AVAILABLE DATA.
________________________
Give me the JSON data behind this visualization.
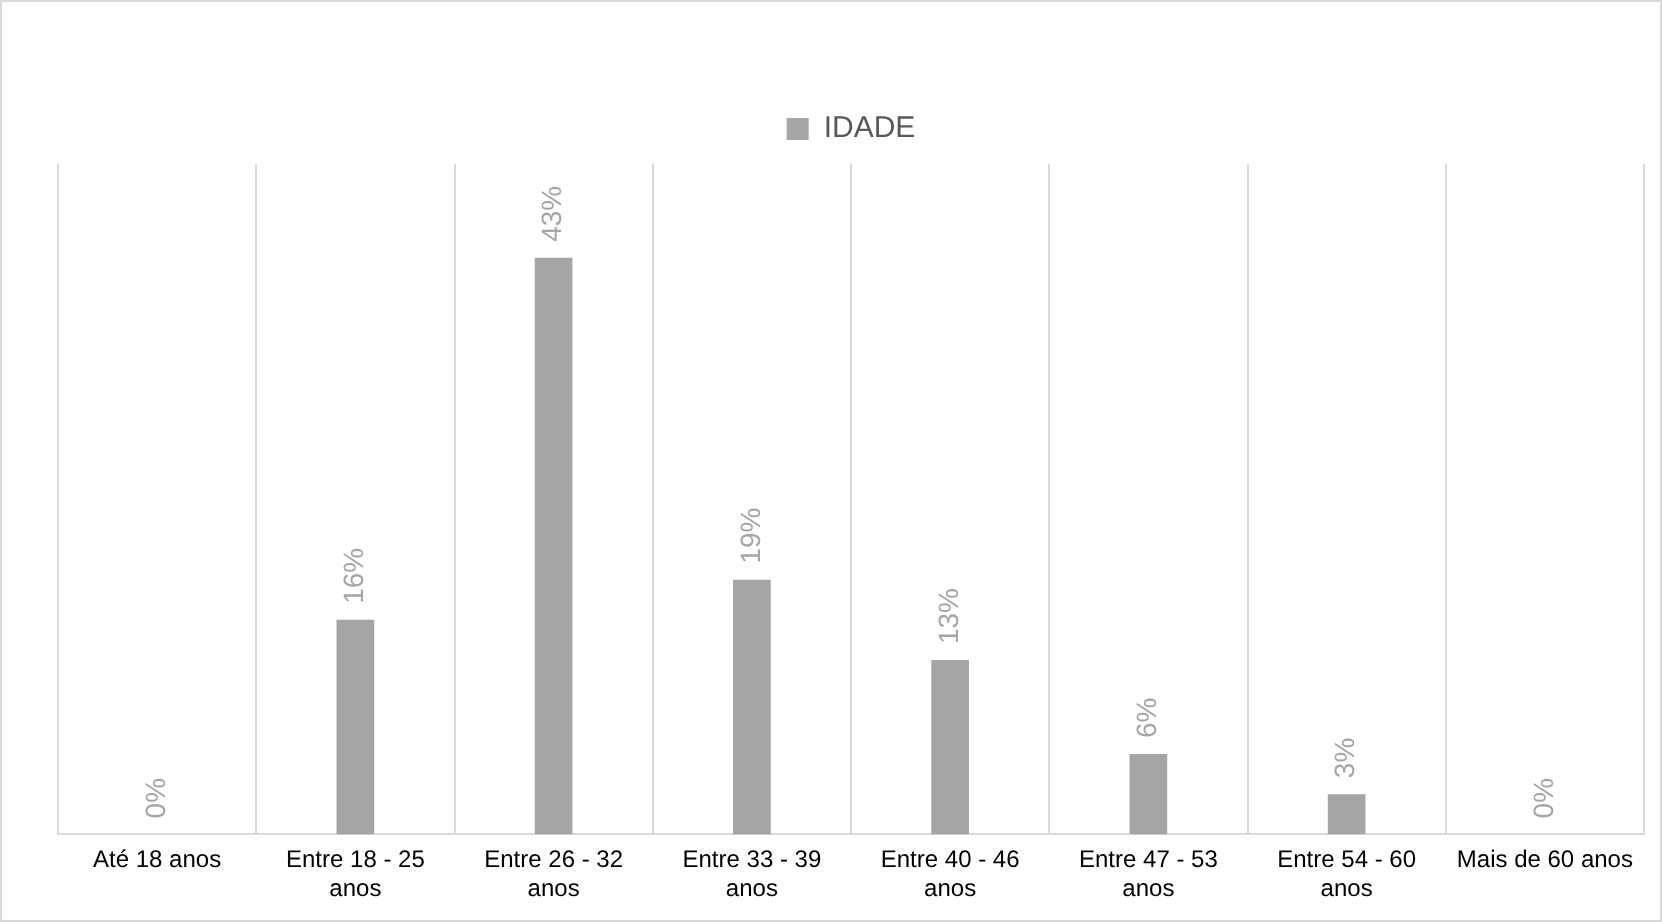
{
  "chart_data": {
    "type": "bar",
    "categories": [
      "Até 18 anos",
      "Entre 18 - 25 anos",
      "Entre 26 - 32 anos",
      "Entre 33 - 39 anos",
      "Entre 40 - 46 anos",
      "Entre 47 - 53 anos",
      "Entre 54 - 60 anos",
      "Mais de 60 anos"
    ],
    "series": [
      {
        "name": "IDADE",
        "color": "#a5a5a5",
        "values": [
          0,
          16,
          43,
          19,
          13,
          6,
          3,
          0
        ],
        "value_labels": [
          "0%",
          "16%",
          "43%",
          "19%",
          "13%",
          "6%",
          "3%",
          "0%"
        ]
      }
    ],
    "ylim": [
      0,
      50
    ],
    "tick_labels": "x",
    "grid": "x",
    "legend": "top"
  }
}
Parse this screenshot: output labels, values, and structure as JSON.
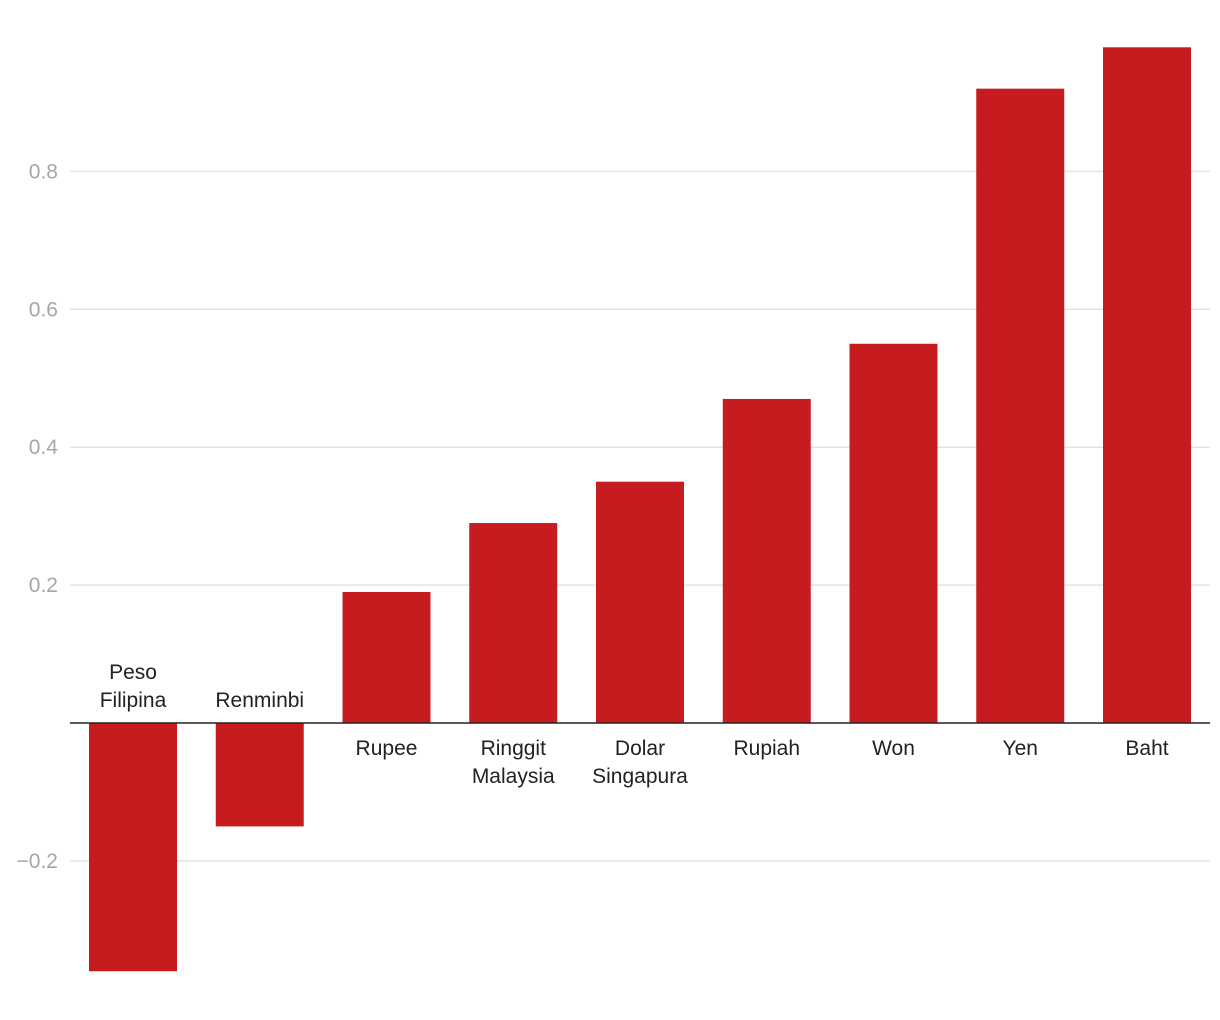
________________________
WHAT TO PRODUCE.
Transcribe all of the entries word for word, but skip any pictures they contain.

TASK ANSWER.
Give me the JSON data behind this visualization.
{
  "chart_data": {
    "type": "bar",
    "categories": [
      "Até 18 anos",
      "Entre 18 - 25 anos",
      "Entre 26 - 32 anos",
      "Entre 33 - 39 anos",
      "Entre 40 - 46 anos",
      "Entre 47 - 53 anos",
      "Entre 54 - 60 anos",
      "Mais de 60 anos"
    ],
    "series": [
      {
        "name": "IDADE",
        "color": "#a5a5a5",
        "values": [
          0,
          16,
          43,
          19,
          13,
          6,
          3,
          0
        ],
        "value_labels": [
          "0%",
          "16%",
          "43%",
          "19%",
          "13%",
          "6%",
          "3%",
          "0%"
        ]
      }
    ],
    "ylim": [
      0,
      50
    ],
    "tick_labels": "x",
    "grid": "x",
    "legend": "top"
  }
}
Parse this screenshot: output labels, values, and structure as JSON.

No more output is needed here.